**Task objective**
Every record that follows should be printed verbatim.

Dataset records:
===============

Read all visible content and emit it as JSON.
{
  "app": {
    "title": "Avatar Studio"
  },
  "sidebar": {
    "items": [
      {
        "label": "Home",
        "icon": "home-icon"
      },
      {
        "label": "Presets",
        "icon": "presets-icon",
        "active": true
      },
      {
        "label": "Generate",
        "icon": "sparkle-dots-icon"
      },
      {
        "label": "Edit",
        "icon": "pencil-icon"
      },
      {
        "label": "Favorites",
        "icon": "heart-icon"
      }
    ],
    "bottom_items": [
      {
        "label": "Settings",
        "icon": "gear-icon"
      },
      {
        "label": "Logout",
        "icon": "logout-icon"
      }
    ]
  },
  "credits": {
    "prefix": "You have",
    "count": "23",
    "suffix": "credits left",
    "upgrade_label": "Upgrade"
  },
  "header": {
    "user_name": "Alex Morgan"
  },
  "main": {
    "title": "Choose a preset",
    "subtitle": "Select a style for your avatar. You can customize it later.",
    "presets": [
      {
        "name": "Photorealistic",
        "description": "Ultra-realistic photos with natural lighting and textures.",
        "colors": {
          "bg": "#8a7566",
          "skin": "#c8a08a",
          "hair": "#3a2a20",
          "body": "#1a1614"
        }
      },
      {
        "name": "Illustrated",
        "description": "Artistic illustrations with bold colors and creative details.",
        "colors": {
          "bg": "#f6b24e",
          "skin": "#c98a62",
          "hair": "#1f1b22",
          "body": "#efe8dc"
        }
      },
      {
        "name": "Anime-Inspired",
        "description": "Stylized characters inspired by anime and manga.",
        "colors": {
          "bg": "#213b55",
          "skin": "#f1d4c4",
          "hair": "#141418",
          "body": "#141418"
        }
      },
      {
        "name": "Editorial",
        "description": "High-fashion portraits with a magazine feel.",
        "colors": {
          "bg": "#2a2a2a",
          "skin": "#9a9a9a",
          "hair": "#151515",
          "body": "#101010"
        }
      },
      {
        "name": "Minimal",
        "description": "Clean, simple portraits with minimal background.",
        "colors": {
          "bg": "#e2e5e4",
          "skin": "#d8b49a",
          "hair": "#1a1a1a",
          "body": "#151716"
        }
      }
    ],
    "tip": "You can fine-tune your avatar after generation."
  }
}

===============

**Exercise solution**
Read all visible content and emit it as JSON.
{
  "app": {
    "title": "Avatar Studio"
  },
  "sidebar": {
    "items": [
      {
        "label": "Home",
        "icon": "home-icon"
      },
      {
        "label": "Presets",
        "icon": "presets-icon",
        "active": true
      },
      {
        "label": "Generate",
        "icon": "sparkle-dots-icon"
      },
      {
        "label": "Edit",
        "icon": "pencil-icon"
      },
      {
        "label": "Favorites",
        "icon": "heart-icon"
      }
    ],
    "bottom_items": [
      {
        "label": "Settings",
        "icon": "gear-icon"
      },
      {
        "label": "Logout",
        "icon": "logout-icon"
      }
    ]
  },
  "credits": {
    "prefix": "You have",
    "count": "23",
    "suffix": "credits left",
    "upgrade_label": "Upgrade"
  },
  "header": {
    "user_name": "Alex Morgan"
  },
  "main": {
    "title": "Choose a preset",
    "subtitle": "Select a style for your avatar. You can customize it later.",
    "presets": [
      {
        "name": "Photorealistic",
        "description": "Ultra-realistic photos with natural lighting and textures.",
        "colors": {
          "bg": "#8a7566",
          "skin": "#c8a08a",
          "hair": "#3a2a20",
          "body": "#1a1614"
        }
      },
      {
        "name": "Illustrated",
        "description": "Artistic illustrations with bold colors and creative details.",
        "colors": {
          "bg": "#f6b24e",
          "skin": "#c98a62",
          "hair": "#1f1b22",
          "body": "#efe8dc"
        }
      },
      {
        "name": "Anime-Inspired",
        "description": "Stylized characters inspired by anime and manga.",
        "colors": {
          "bg": "#213b55",
          "skin": "#f1d4c4",
          "hair": "#141418",
          "body": "#141418"
        }
      },
      {
        "name": "Editorial",
        "description": "High-fashion portraits with a magazine feel.",
        "colors": {
          "bg": "#2a2a2a",
          "skin": "#9a9a9a",
          "hair": "#151515",
          "body": "#101010"
        }
      },
      {
        "name": "Minimal",
        "description": "Clean, simple portraits with minimal background.",
        "colors": {
          "bg": "#e2e5e4",
          "skin": "#d8b49a",
          "hair": "#1a1a1a",
          "body": "#151716"
        }
      }
    ],
    "tip": "You can fine-tune your avatar after generation."
  }
}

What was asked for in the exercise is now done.